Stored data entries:
[Start]

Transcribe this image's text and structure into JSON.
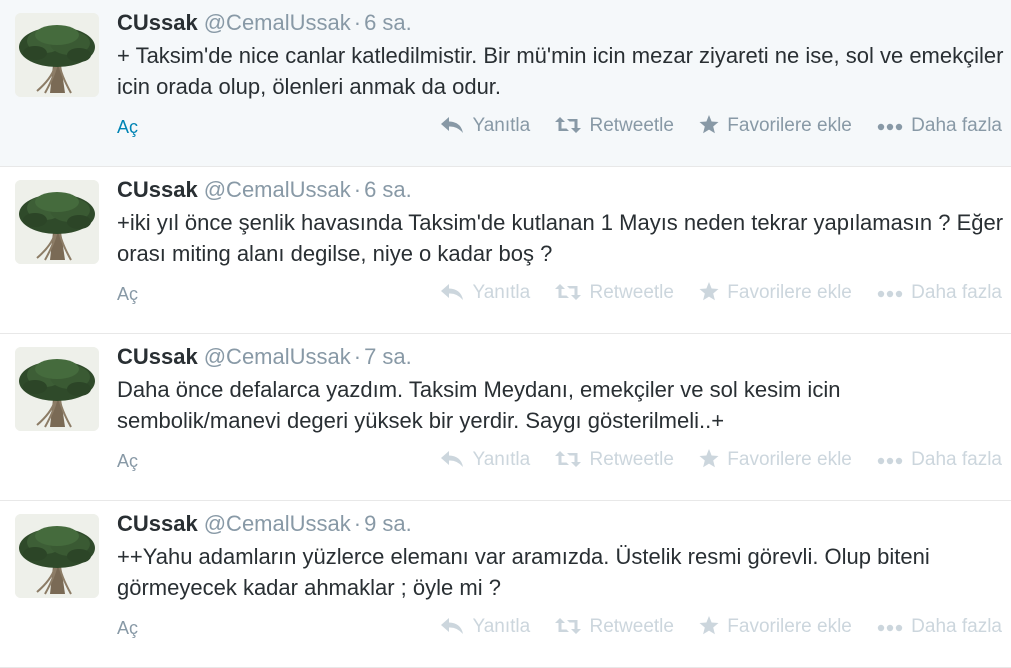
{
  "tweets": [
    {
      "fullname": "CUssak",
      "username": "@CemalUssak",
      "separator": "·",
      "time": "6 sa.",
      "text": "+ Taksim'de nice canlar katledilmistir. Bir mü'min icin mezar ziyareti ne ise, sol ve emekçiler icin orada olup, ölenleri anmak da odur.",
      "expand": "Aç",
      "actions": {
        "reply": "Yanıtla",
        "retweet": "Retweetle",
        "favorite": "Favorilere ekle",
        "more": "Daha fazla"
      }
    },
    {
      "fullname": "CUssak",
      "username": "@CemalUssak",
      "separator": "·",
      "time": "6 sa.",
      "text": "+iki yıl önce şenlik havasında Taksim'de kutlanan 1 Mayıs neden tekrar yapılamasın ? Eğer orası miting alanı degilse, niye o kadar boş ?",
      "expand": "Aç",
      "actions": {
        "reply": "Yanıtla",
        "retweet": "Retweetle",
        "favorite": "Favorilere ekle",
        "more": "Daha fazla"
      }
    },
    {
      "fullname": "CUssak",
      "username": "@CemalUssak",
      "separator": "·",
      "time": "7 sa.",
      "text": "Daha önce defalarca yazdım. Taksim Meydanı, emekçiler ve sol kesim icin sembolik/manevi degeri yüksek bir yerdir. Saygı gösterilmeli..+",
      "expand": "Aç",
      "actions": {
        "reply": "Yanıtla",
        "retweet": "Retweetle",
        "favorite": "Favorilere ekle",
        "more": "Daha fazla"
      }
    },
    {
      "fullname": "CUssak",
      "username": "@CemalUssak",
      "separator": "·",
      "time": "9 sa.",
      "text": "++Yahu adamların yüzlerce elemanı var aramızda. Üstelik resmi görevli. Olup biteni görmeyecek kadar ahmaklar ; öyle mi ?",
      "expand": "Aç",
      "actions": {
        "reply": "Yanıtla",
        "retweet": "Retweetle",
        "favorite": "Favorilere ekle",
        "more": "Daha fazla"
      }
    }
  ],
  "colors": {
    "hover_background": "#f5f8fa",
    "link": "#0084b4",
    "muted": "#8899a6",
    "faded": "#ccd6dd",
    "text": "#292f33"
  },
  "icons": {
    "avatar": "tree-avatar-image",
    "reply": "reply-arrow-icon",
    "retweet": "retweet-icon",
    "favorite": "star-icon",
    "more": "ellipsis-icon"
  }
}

[End]
[Start]

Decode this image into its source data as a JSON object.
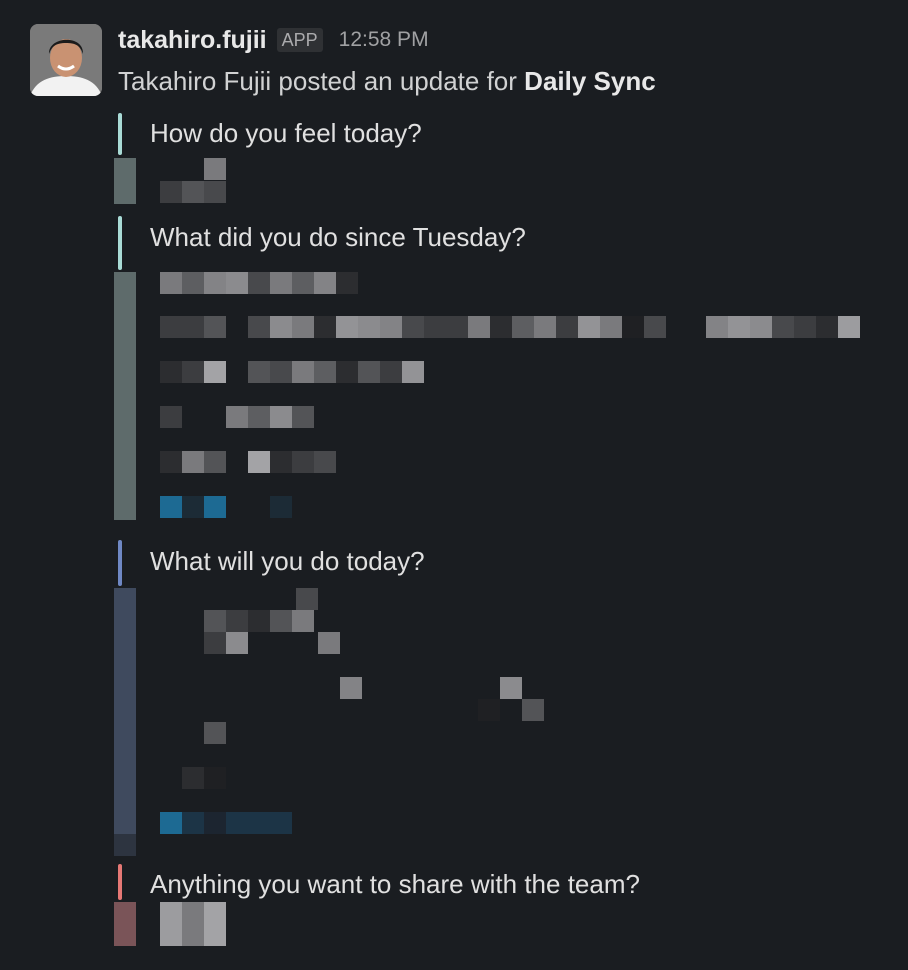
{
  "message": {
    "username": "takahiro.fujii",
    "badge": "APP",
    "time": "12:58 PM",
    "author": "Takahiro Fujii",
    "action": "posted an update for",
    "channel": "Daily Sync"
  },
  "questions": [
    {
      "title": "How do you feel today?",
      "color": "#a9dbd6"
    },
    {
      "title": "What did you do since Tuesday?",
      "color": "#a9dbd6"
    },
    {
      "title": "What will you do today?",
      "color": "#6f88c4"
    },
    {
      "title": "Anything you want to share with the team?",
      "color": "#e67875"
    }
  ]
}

[End]

• **What this task involves**
Identify every line where the string "kadar" appears.

• **Problem solution**
      "text": "+iki yıl önce şenlik havasında Taksim'de kutlanan 1 Mayıs neden tekrar yapılamasın ? Eğer orası miting alanı degilse, niye o kadar boş ?",
      "text": "++Yahu adamların yüzlerce elemanı var aramızda. Üstelik resmi görevli. Olup biteni görmeyecek kadar ahmaklar ; öyle mi ?",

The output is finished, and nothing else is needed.